### SHORT EXERCISE:
Show all lines of the listing that hold the word "destil".

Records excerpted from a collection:
<<<<
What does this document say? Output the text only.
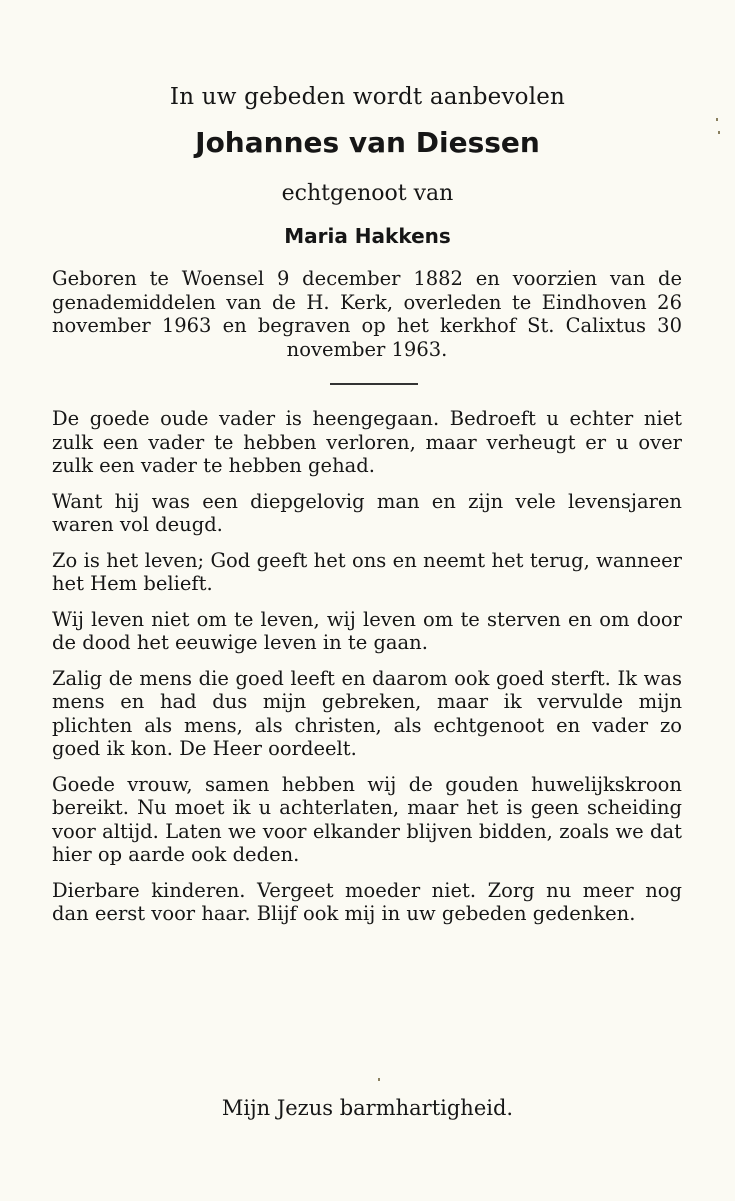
In uw gebeden wordt aanbevolen
Johannes van Diessen
echtgenoot van
Maria Hakkens
Geboren te Woensel 9 december 1882 en voorzien van de genademiddelen van de H. Kerk, overleden te Eindhoven 26 november 1963 en begraven op het kerkhof St. Calixtus 30 november 1963.

De goede oude vader is heengegaan. Bedroeft u echter niet zulk een vader te hebben verloren, maar verheugt er u over zulk een vader te hebben gehad.

Want hij was een diepgelovig man en zijn vele levensjaren waren vol deugd.

Zo is het leven; God geeft het ons en neemt het terug, wanneer het Hem belieft.

Wij leven niet om te leven, wij leven om te sterven en om door de dood het eeuwige leven in te gaan.

Zalig de mens die goed leeft en daarom ook goed sterft. Ik was mens en had dus mijn gebreken, maar ik vervulde mijn plichten als mens, als christen, als echtgenoot en vader zo goed ik kon. De Heer oordeelt.

Goede vrouw, samen hebben wij de gouden huwelijkskroon bereikt. Nu moet ik u achterlaten, maar het is geen scheiding voor altijd. Laten we voor elkander blijven bidden, zoals we dat hier op aarde ook deden.

Dierbare kinderen. Vergeet moeder niet. Zorg nu meer nog dan eerst voor haar. Blijf ook mij in uw gebeden gedenken.

Mijn Jezus barmhartigheid.
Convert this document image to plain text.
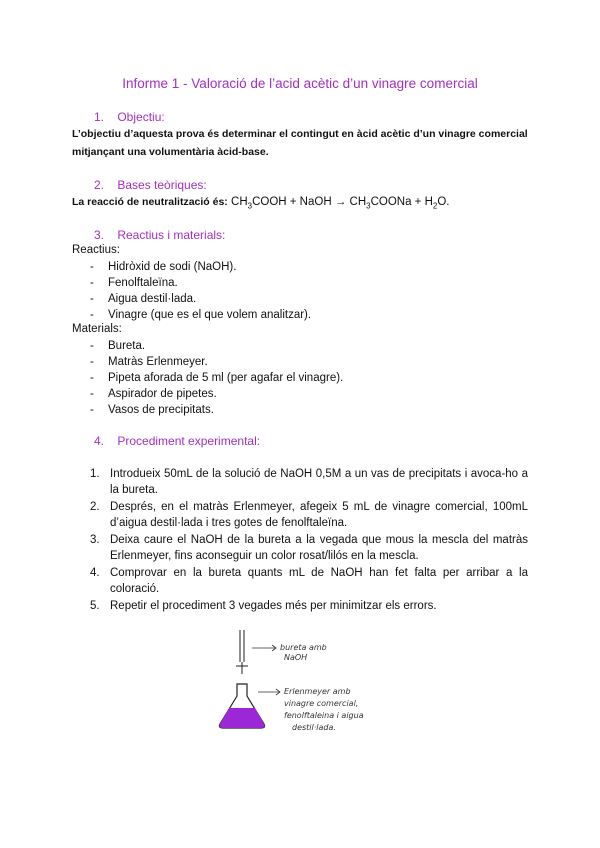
Informe 1 - Valoració de l’acid acètic d’un vinagre comercial
1. Objectiu:
L’objectiu d’aquesta prova és determinar el contingut en àcid acètic d’un vinagre comercial
mitjançant una volumentària àcid-base.
2. Bases teòriques:
La reacció de neutralització és: $CH_3COOH$ + NaOH → $CH_3COONa + H_2O$.
3. Reactius i materials:
Reactius:
- Hidròxid de sodi (NaOH).
- Fenolftaleïna.
- Aigua destil·lada.
- Vinagre (que es el que volem analitzar).
Materials:
- Bureta.
- Matràs Erlenmeyer.
- Pipeta aforada de 5 ml (per agafar el vinagre).
- Aspirador de pipetes.
- Vasos de precipitats.
4. Procediment experimental:
1. Introdueix 50mL de la solució de NaOH 0,5M a un vas de precipitats i avoca-ho a la bureta.
2. Després, en el matràs Erlenmeyer, afegeix 5 mL de vinagre comercial, 100mL d’aigua destil·lada i tres gotes de fenolftaleïna.
3. Deixa caure el NaOH de la bureta a la vegada que mous la mescla del matràs Erlenmeyer, fins aconseguir un color rosat/lilós en la mescla.
4. Comprovar en la bureta quants mL de NaOH han fet falta per arribar a la coloració.
5. Repetir el procediment 3 vegades més per minimitzar els errors.
bureta amb
NaOH
Erlenmeyer amb
vinagre comercial,
fenolftaleina i aigua
destil·lada.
>>>>
### CORRECT OUTPUT:
- Aigua destil·lada.
2. Després, en el matràs Erlenmeyer, afegeix 5 mL de vinagre comercial, 100mL d’aigua destil·lada i tres gotes de fenolftaleïna.
destil·lada.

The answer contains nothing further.